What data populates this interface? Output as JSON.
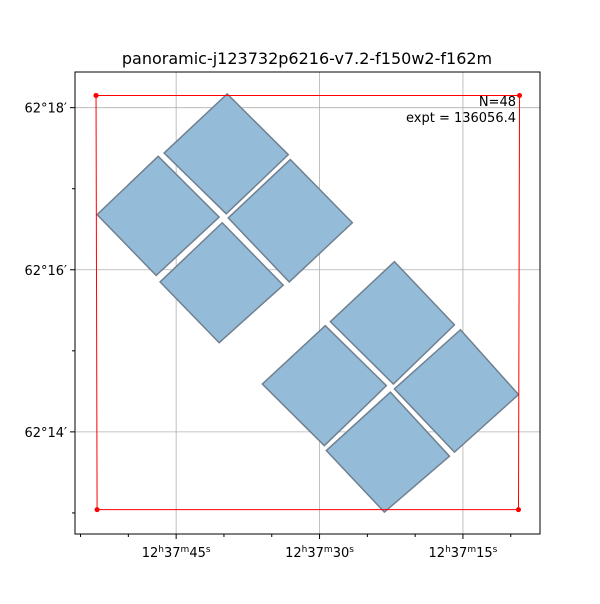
{
  "chart_data": {
    "type": "footprint",
    "title": "panoramic-j123732p6216-v7.2-f150w2-f162m",
    "annotations": [
      "N=48",
      "expt = 136056.4"
    ],
    "xlim": [
      55.58,
      6.94
    ],
    "ylim": [
      12.74,
      18.44
    ],
    "xticks": [
      {
        "value": 45,
        "label": "12h37m45s"
      },
      {
        "value": 30,
        "label": "12h37m30s"
      },
      {
        "value": 15,
        "label": "12h37m15s"
      }
    ],
    "xminorticks": [
      55,
      50,
      40,
      35,
      25,
      20,
      10
    ],
    "yticks": [
      {
        "value": 18,
        "label": "62°18′"
      },
      {
        "value": 16,
        "label": "62°16′"
      },
      {
        "value": 14,
        "label": "62°14′"
      }
    ],
    "yminorticks": [
      17,
      15,
      13
    ],
    "grid": true,
    "footprint_color": "#94bcd8",
    "footprint_edge": "#708090",
    "footprints": [
      {
        "x": [
          39.66,
          33.27,
          39.76,
          46.26
        ],
        "y": [
          18.17,
          17.42,
          16.69,
          17.44
        ]
      },
      {
        "x": [
          46.88,
          40.5,
          47.09,
          53.27
        ],
        "y": [
          17.4,
          16.65,
          15.93,
          16.68
        ]
      },
      {
        "x": [
          33.06,
          26.57,
          33.17,
          39.55
        ],
        "y": [
          17.36,
          16.58,
          15.85,
          16.64
        ]
      },
      {
        "x": [
          40.18,
          33.8,
          40.5,
          46.68
        ],
        "y": [
          16.58,
          15.81,
          15.1,
          15.85
        ]
      },
      {
        "x": [
          22.17,
          15.89,
          22.28,
          28.87
        ],
        "y": [
          16.1,
          15.32,
          14.59,
          15.36
        ]
      },
      {
        "x": [
          29.4,
          23.01,
          29.5,
          35.99
        ],
        "y": [
          15.31,
          14.57,
          13.83,
          14.59
        ]
      },
      {
        "x": [
          15.26,
          9.19,
          15.89,
          22.17
        ],
        "y": [
          15.26,
          14.46,
          13.75,
          14.53
        ]
      },
      {
        "x": [
          22.59,
          16.41,
          23.22,
          29.29
        ],
        "y": [
          14.49,
          13.7,
          13.01,
          13.77
        ]
      }
    ],
    "outline": {
      "color": "#ff0000",
      "x": [
        53.38,
        9.08,
        9.19,
        53.27,
        53.38
      ],
      "y": [
        18.15,
        18.15,
        13.04,
        13.04,
        18.15
      ]
    }
  }
}
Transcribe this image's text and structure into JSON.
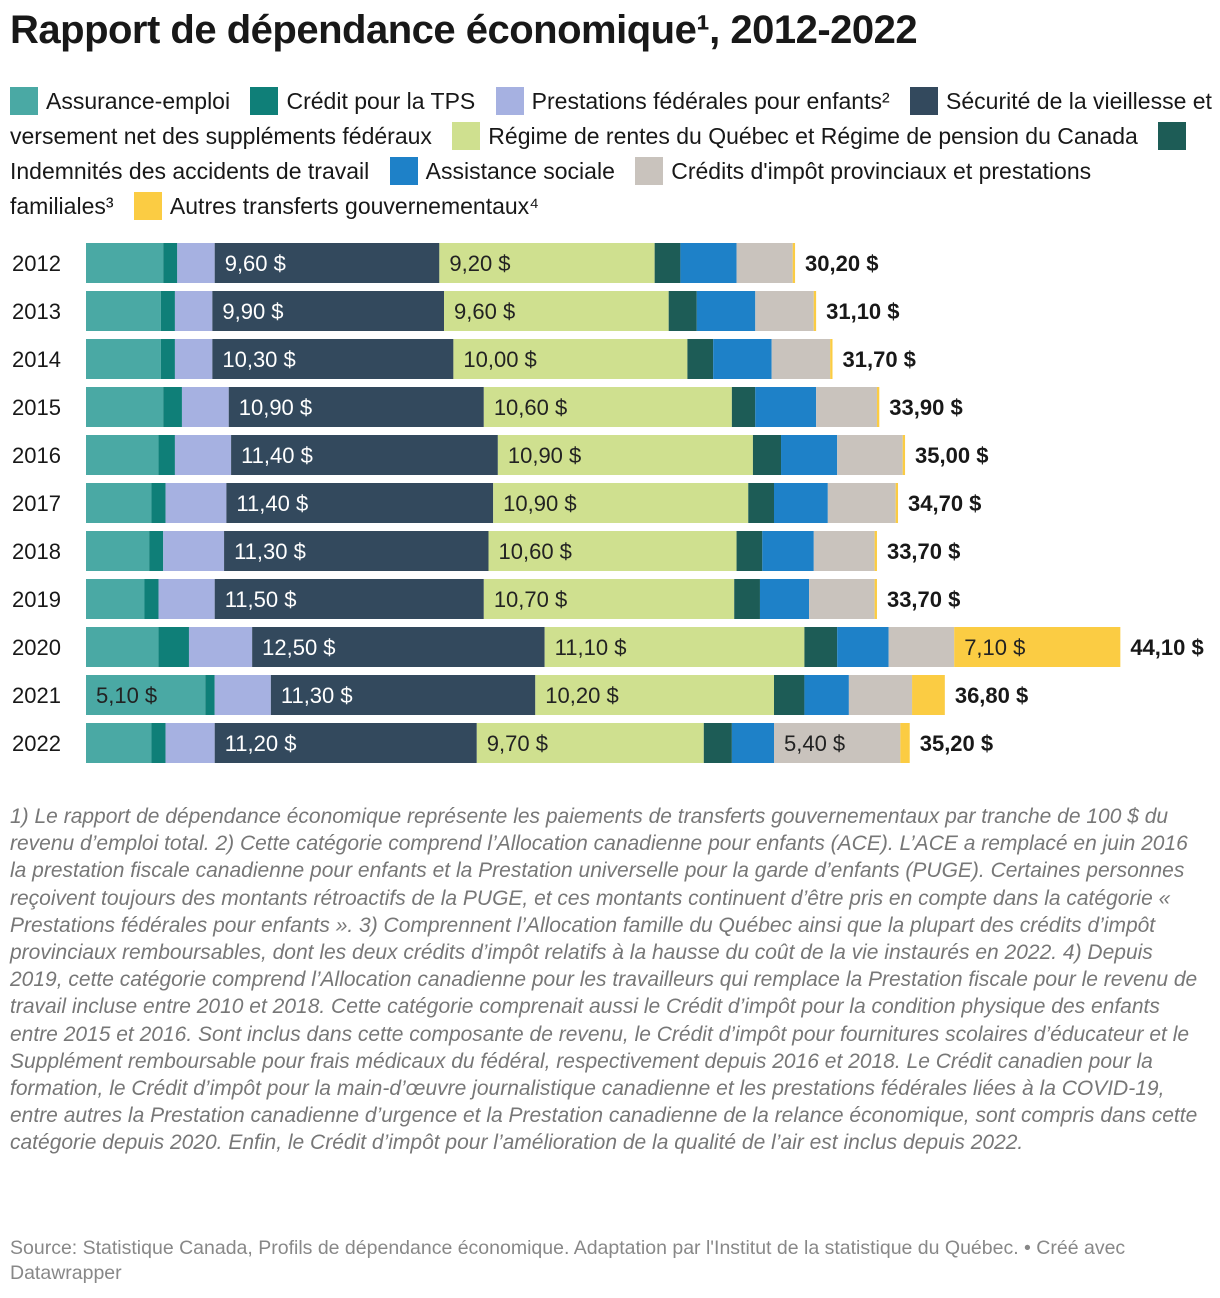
{
  "title": "Rapport de dépendance économique¹, 2012-2022",
  "legend": [
    {
      "label": "Assurance-emploi",
      "color": "#4aa9a4"
    },
    {
      "label": "Crédit pour la TPS",
      "color": "#0f7f78"
    },
    {
      "label": "Prestations fédérales pour enfants²",
      "color": "#a6b1e1"
    },
    {
      "label": "Sécurité de la vieillesse et versement net des suppléments fédéraux",
      "color": "#33495d"
    },
    {
      "label": "Régime de rentes du Québec et Régime de pension du Canada",
      "color": "#cfe08f"
    },
    {
      "label": "Indemnités des accidents de travail",
      "color": "#1d5c56"
    },
    {
      "label": "Assistance sociale",
      "color": "#1e81c8"
    },
    {
      "label": "Crédits d'impôt provinciaux et prestations familiales³",
      "color": "#c9c3bd"
    },
    {
      "label": "Autres transferts gouvernementaux⁴",
      "color": "#fbcc43"
    }
  ],
  "chart_data": {
    "type": "bar",
    "orientation": "horizontal",
    "stacked": true,
    "categories": [
      "2012",
      "2013",
      "2014",
      "2015",
      "2016",
      "2017",
      "2018",
      "2019",
      "2020",
      "2021",
      "2022"
    ],
    "series": [
      {
        "name": "Assurance-emploi",
        "values": [
          3.3,
          3.2,
          3.2,
          3.3,
          3.1,
          2.8,
          2.7,
          2.5,
          3.1,
          5.1,
          2.8
        ]
      },
      {
        "name": "Crédit pour la TPS",
        "values": [
          0.6,
          0.6,
          0.6,
          0.8,
          0.7,
          0.6,
          0.6,
          0.6,
          1.3,
          0.4,
          0.6
        ]
      },
      {
        "name": "Prestations fédérales pour enfants²",
        "values": [
          1.6,
          1.6,
          1.6,
          2.0,
          2.4,
          2.6,
          2.6,
          2.4,
          2.7,
          2.4,
          2.1
        ]
      },
      {
        "name": "Sécurité de la vieillesse et versement net des suppléments fédéraux",
        "values": [
          9.6,
          9.9,
          10.3,
          10.9,
          11.4,
          11.4,
          11.3,
          11.5,
          12.5,
          11.3,
          11.2
        ]
      },
      {
        "name": "Régime de rentes du Québec et Régime de pension du Canada",
        "values": [
          9.2,
          9.6,
          10.0,
          10.6,
          10.9,
          10.9,
          10.6,
          10.7,
          11.1,
          10.2,
          9.7
        ]
      },
      {
        "name": "Indemnités des accidents de travail",
        "values": [
          1.1,
          1.2,
          1.1,
          1.0,
          1.2,
          1.1,
          1.1,
          1.1,
          1.4,
          1.3,
          1.2
        ]
      },
      {
        "name": "Assistance sociale",
        "values": [
          2.4,
          2.5,
          2.5,
          2.6,
          2.4,
          2.3,
          2.2,
          2.1,
          2.2,
          1.9,
          1.8
        ]
      },
      {
        "name": "Crédits d'impôt provinciaux et prestations familiales³",
        "values": [
          2.4,
          2.5,
          2.5,
          2.6,
          2.8,
          2.9,
          2.6,
          2.8,
          2.8,
          2.7,
          5.4
        ]
      },
      {
        "name": "Autres transferts gouvernementaux⁴",
        "values": [
          0.1,
          0.1,
          0.1,
          0.1,
          0.1,
          0.1,
          0.1,
          0.1,
          7.1,
          1.4,
          0.4
        ]
      }
    ],
    "segment_labels": [
      [
        null,
        null,
        null,
        "9,60 $",
        "9,20 $",
        null,
        null,
        null,
        null
      ],
      [
        null,
        null,
        null,
        "9,90 $",
        "9,60 $",
        null,
        null,
        null,
        null
      ],
      [
        null,
        null,
        null,
        "10,30 $",
        "10,00 $",
        null,
        null,
        null,
        null
      ],
      [
        null,
        null,
        null,
        "10,90 $",
        "10,60 $",
        null,
        null,
        null,
        null
      ],
      [
        null,
        null,
        null,
        "11,40 $",
        "10,90 $",
        null,
        null,
        null,
        null
      ],
      [
        null,
        null,
        null,
        "11,40 $",
        "10,90 $",
        null,
        null,
        null,
        null
      ],
      [
        null,
        null,
        null,
        "11,30 $",
        "10,60 $",
        null,
        null,
        null,
        null
      ],
      [
        null,
        null,
        null,
        "11,50 $",
        "10,70 $",
        null,
        null,
        null,
        null
      ],
      [
        null,
        null,
        null,
        "12,50 $",
        "11,10 $",
        null,
        null,
        null,
        "7,10 $"
      ],
      [
        "5,10 $",
        null,
        null,
        "11,30 $",
        "10,20 $",
        null,
        null,
        null,
        null
      ],
      [
        null,
        null,
        null,
        "11,20 $",
        "9,70 $",
        null,
        null,
        "5,40 $",
        null
      ]
    ],
    "totals": [
      30.2,
      31.1,
      31.7,
      33.9,
      35.0,
      34.7,
      33.7,
      33.7,
      44.1,
      36.8,
      35.2
    ],
    "total_labels": [
      "30,20 $",
      "31,10 $",
      "31,70 $",
      "33,90 $",
      "35,00 $",
      "34,70 $",
      "33,70 $",
      "33,70 $",
      "44,10 $",
      "36,80 $",
      "35,20 $"
    ],
    "xlim": [
      0,
      44.1
    ],
    "legend_position": "top"
  },
  "notes": "1) Le rapport de dépendance économique représente les paiements de transferts gouvernementaux par tranche de 100 $ du revenu d’emploi total. 2) Cette catégorie comprend l’Allocation canadienne pour enfants (ACE). L’ACE a remplacé en juin 2016 la prestation fiscale canadienne pour enfants et la Prestation universelle pour la garde d’enfants (PUGE). Certaines personnes reçoivent toujours des montants rétroactifs de la PUGE, et ces montants continuent d’être pris en compte dans la catégorie « Prestations fédérales pour enfants ». 3) Comprennent l’Allocation famille du Québec ainsi que la plupart des crédits d’impôt provinciaux remboursables, dont les deux crédits d’impôt relatifs à la hausse du coût de la vie instaurés en 2022. 4) Depuis 2019, cette catégorie comprend l’Allocation canadienne pour les travailleurs qui remplace la Prestation fiscale pour le revenu de travail incluse entre 2010 et 2018. Cette catégorie comprenait aussi le Crédit d’impôt pour la condition physique des enfants entre 2015 et 2016. Sont inclus dans cette composante de revenu, le Crédit d’impôt pour fournitures scolaires d’éducateur et le Supplément remboursable pour frais médicaux du fédéral, respectivement depuis 2016 et 2018. Le Crédit canadien pour la formation, le Crédit d’impôt pour la main-d’œuvre journalistique canadienne et les prestations fédérales liées à la COVID-19, entre autres la Prestation canadienne d’urgence et la Prestation canadienne de la relance économique, sont compris dans cette catégorie depuis 2020. Enfin, le Crédit d’impôt pour l’amélioration de la qualité de l’air est inclus depuis 2022.",
  "source": "Source: Statistique Canada, Profils de dépendance économique. Adaptation par l'Institut de la statistique du Québec. • Créé avec Datawrapper"
}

— EXERCISE —
Write out every line from the entries where "pour" appears.

— SOLVED EXERCISE —
      "label": "Crédit pour la TPS",
      "label": "Prestations fédérales pour enfants²",
        "name": "Crédit pour la TPS",
        "name": "Prestations fédérales pour enfants²",
  "notes": "1) Le rapport de dépendance économique représente les paiements de transferts gouvernementaux par tranche de 100 $ du revenu d’emploi total. 2) Cette catégorie comprend l’Allocation canadienne pour enfants (ACE). L’ACE a remplacé en juin 2016 la prestation fiscale canadienne pour enfants et la Prestation universelle pour la garde d’enfants (PUGE). Certaines personnes reçoivent toujours des montants rétroactifs de la PUGE, et ces montants continuent d’être pris en compte dans la catégorie « Prestations fédérales pour enfants ». 3) Comprennent l’Allocation famille du Québec ainsi que la plupart des crédits d’impôt provinciaux remboursables, dont les deux crédits d’impôt relatifs à la hausse du coût de la vie instaurés en 2022. 4) Depuis 2019, cette catégorie comprend l’Allocation canadienne pour les travailleurs qui remplace la Prestation fiscale pour le revenu de travail incluse entre 2010 et 2018. Cette catégorie comprenait aussi le Crédit d’impôt pour la condition physique des enfants entre 2015 et 2016. Sont inclus dans cette composante de revenu, le Crédit d’impôt pour fournitures scolaires d’éducateur et le Supplément remboursable pour frais médicaux du fédéral, respectivement depuis 2016 et 2018. Le Crédit canadien pour la formation, le Crédit d’impôt pour la main-d’œuvre journalistique canadienne et les prestations fédérales liées à la COVID-19, entre autres la Prestation canadienne d’urgence et la Prestation canadienne de la relance économique, sont compris dans cette catégorie depuis 2020. Enfin, le Crédit d’impôt pour l’amélioration de la qualité de l’air est inclus depuis 2022.",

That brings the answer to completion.